■ **PROBLEM TO SOLVE**
Extract, from the listing that follows, each line containing the word "Moisture".

■ **Dataset excerpt**
******************************

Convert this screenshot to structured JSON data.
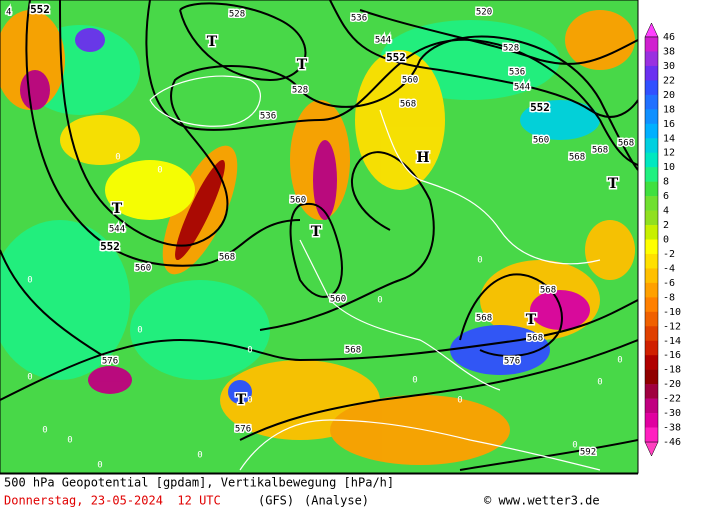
{
  "map": {
    "contour_labels": [
      552,
      528,
      536,
      520,
      544,
      552,
      528,
      536,
      544,
      552,
      560,
      568,
      528,
      536,
      560,
      568,
      568,
      568,
      544,
      552,
      560,
      568,
      560,
      560,
      568,
      568,
      568,
      568,
      576,
      576,
      576,
      592
    ],
    "pressure_centers": [
      "T",
      "T",
      "H",
      "T",
      "T",
      "T",
      "T",
      "T"
    ],
    "zero_labels": [
      "0",
      "0",
      "0",
      "0",
      "0",
      "0",
      "0",
      "0",
      "0",
      "0",
      "0",
      "0",
      "0",
      "0",
      "0",
      "0",
      "0",
      "0"
    ],
    "corner_label": "4"
  },
  "colorbar": {
    "labels": [
      46,
      38,
      30,
      22,
      20,
      18,
      16,
      14,
      12,
      10,
      8,
      6,
      4,
      2,
      0,
      -2,
      -4,
      -6,
      -8,
      -10,
      -12,
      -14,
      -16,
      -18,
      -20,
      -22,
      -30,
      -38,
      -46
    ],
    "colors": [
      "#d020d0",
      "#9a30e0",
      "#6a30f0",
      "#3050ff",
      "#2070ff",
      "#1090ff",
      "#00b0ff",
      "#00d0e0",
      "#00e8c0",
      "#20f080",
      "#40e040",
      "#70e030",
      "#90e020",
      "#c8f000",
      "#ffff00",
      "#ffe000",
      "#ffc000",
      "#ffa000",
      "#ff8000",
      "#f06000",
      "#e04000",
      "#d02000",
      "#b00000",
      "#900000",
      "#a00040",
      "#c00080",
      "#e000a0",
      "#ff20c0"
    ],
    "top_color": "#ff40ff",
    "bottom_color": "#ff40c0"
  },
  "caption": {
    "title": "500 hPa Geopotential [gpdam], Vertikalbewegung [hPa/h]",
    "date": "Donnerstag, 23-05-2024  12 UTC",
    "model": "(GFS)",
    "run": "(Analyse)",
    "credit": "© www.wetter3.de"
  }
}
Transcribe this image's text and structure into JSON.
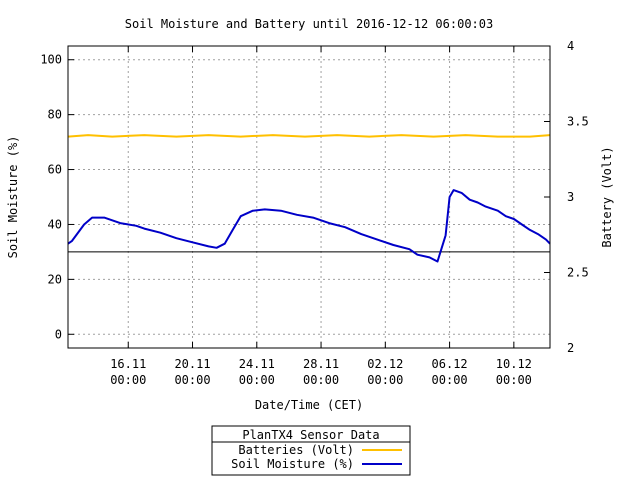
{
  "chart_data": {
    "type": "line",
    "title": "Soil Moisture and Battery until 2016-12-12 06:00:03",
    "xlabel": "Date/Time (CET)",
    "ylabel": "Soil Moisture (%)",
    "y2label": "Battery (Volt)",
    "xlim": [
      "2016-11-12 06:00",
      "2016-12-12 06:00"
    ],
    "ylim": [
      -5,
      105
    ],
    "y2lim": [
      2,
      4
    ],
    "yticks": [
      0,
      20,
      40,
      60,
      80,
      100
    ],
    "y2ticks": [
      2,
      2.5,
      3,
      3.5,
      4
    ],
    "y2ticklabels": [
      "2",
      "2.5",
      "3",
      "3.5",
      "4"
    ],
    "xticks": [
      {
        "at": "2016-11-16 00:00",
        "line1": "16.11",
        "line2": "00:00"
      },
      {
        "at": "2016-11-20 00:00",
        "line1": "20.11",
        "line2": "00:00"
      },
      {
        "at": "2016-11-24 00:00",
        "line1": "24.11",
        "line2": "00:00"
      },
      {
        "at": "2016-11-28 00:00",
        "line1": "28.11",
        "line2": "00:00"
      },
      {
        "at": "2016-12-02 00:00",
        "line1": "02.12",
        "line2": "00:00"
      },
      {
        "at": "2016-12-06 00:00",
        "line1": "06.12",
        "line2": "00:00"
      },
      {
        "at": "2016-12-10 00:00",
        "line1": "10.12",
        "line2": "00:00"
      }
    ],
    "grid": true,
    "legend_title": "PlanTX4 Sensor Data",
    "legend_position": "bottom-center",
    "threshold_line": {
      "axis": "y",
      "value": 30,
      "color": "#000000"
    },
    "series": [
      {
        "name": "Batteries (Volt)",
        "axis": "y2",
        "color": "#ffc000",
        "points": [
          [
            "2016-11-12 06:00",
            3.4
          ],
          [
            "2016-11-13 12:00",
            3.41
          ],
          [
            "2016-11-15 00:00",
            3.4
          ],
          [
            "2016-11-17 00:00",
            3.41
          ],
          [
            "2016-11-19 00:00",
            3.4
          ],
          [
            "2016-11-21 00:00",
            3.41
          ],
          [
            "2016-11-23 00:00",
            3.4
          ],
          [
            "2016-11-25 00:00",
            3.41
          ],
          [
            "2016-11-27 00:00",
            3.4
          ],
          [
            "2016-11-29 00:00",
            3.41
          ],
          [
            "2016-12-01 00:00",
            3.4
          ],
          [
            "2016-12-03 00:00",
            3.41
          ],
          [
            "2016-12-05 00:00",
            3.4
          ],
          [
            "2016-12-07 00:00",
            3.41
          ],
          [
            "2016-12-09 00:00",
            3.4
          ],
          [
            "2016-12-11 00:00",
            3.4
          ],
          [
            "2016-12-12 06:00",
            3.41
          ]
        ]
      },
      {
        "name": "Soil Moisture (%)",
        "axis": "y",
        "color": "#0000c8",
        "points": [
          [
            "2016-11-12 06:00",
            33.0
          ],
          [
            "2016-11-12 12:00",
            34.0
          ],
          [
            "2016-11-13 06:00",
            40.0
          ],
          [
            "2016-11-13 18:00",
            42.5
          ],
          [
            "2016-11-14 12:00",
            42.5
          ],
          [
            "2016-11-15 00:00",
            41.5
          ],
          [
            "2016-11-15 12:00",
            40.5
          ],
          [
            "2016-11-16 12:00",
            39.5
          ],
          [
            "2016-11-17 00:00",
            38.5
          ],
          [
            "2016-11-18 00:00",
            37.0
          ],
          [
            "2016-11-19 00:00",
            35.0
          ],
          [
            "2016-11-20 00:00",
            33.5
          ],
          [
            "2016-11-21 00:00",
            32.0
          ],
          [
            "2016-11-21 12:00",
            31.5
          ],
          [
            "2016-11-22 00:00",
            33.0
          ],
          [
            "2016-11-22 12:00",
            38.0
          ],
          [
            "2016-11-23 00:00",
            43.0
          ],
          [
            "2016-11-23 18:00",
            45.0
          ],
          [
            "2016-11-24 12:00",
            45.5
          ],
          [
            "2016-11-25 12:00",
            45.0
          ],
          [
            "2016-11-26 12:00",
            43.5
          ],
          [
            "2016-11-27 12:00",
            42.5
          ],
          [
            "2016-11-28 12:00",
            40.5
          ],
          [
            "2016-11-29 12:00",
            39.0
          ],
          [
            "2016-11-30 12:00",
            36.5
          ],
          [
            "2016-12-01 12:00",
            34.5
          ],
          [
            "2016-12-02 12:00",
            32.5
          ],
          [
            "2016-12-03 12:00",
            31.0
          ],
          [
            "2016-12-04 00:00",
            29.0
          ],
          [
            "2016-12-04 18:00",
            28.0
          ],
          [
            "2016-12-05 06:00",
            26.5
          ],
          [
            "2016-12-05 18:00",
            36.0
          ],
          [
            "2016-12-06 00:00",
            50.0
          ],
          [
            "2016-12-06 06:00",
            52.5
          ],
          [
            "2016-12-06 18:00",
            51.5
          ],
          [
            "2016-12-07 06:00",
            49.0
          ],
          [
            "2016-12-07 18:00",
            48.0
          ],
          [
            "2016-12-08 06:00",
            46.5
          ],
          [
            "2016-12-09 00:00",
            45.0
          ],
          [
            "2016-12-09 12:00",
            43.0
          ],
          [
            "2016-12-10 00:00",
            42.0
          ],
          [
            "2016-12-10 12:00",
            40.0
          ],
          [
            "2016-12-11 00:00",
            38.0
          ],
          [
            "2016-12-11 12:00",
            36.5
          ],
          [
            "2016-12-12 00:00",
            34.5
          ],
          [
            "2016-12-12 06:00",
            33.0
          ]
        ]
      }
    ]
  }
}
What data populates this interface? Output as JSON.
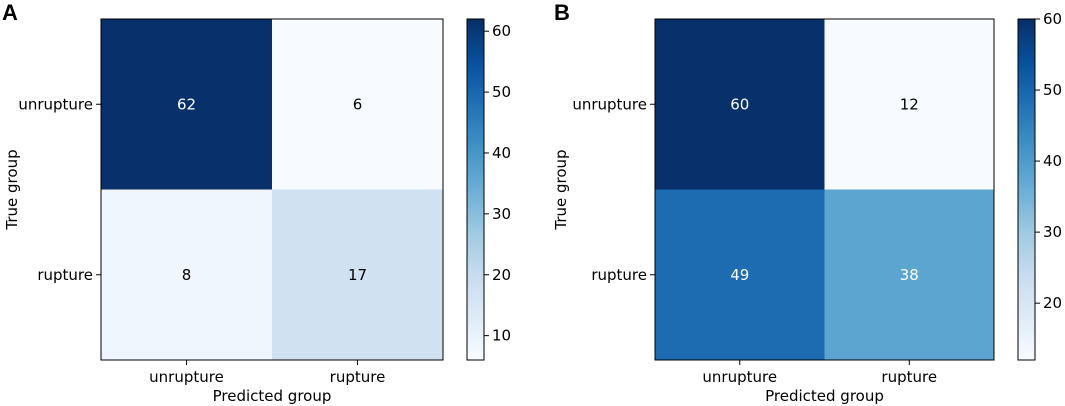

******************************

■ **PROBLEM SOLUTION**
    "title": "Soil Moisture and Battery until 2016-12-12 06:00:03",
    "ylabel": "Soil Moisture (%)",
        "name": "Soil Moisture (%)",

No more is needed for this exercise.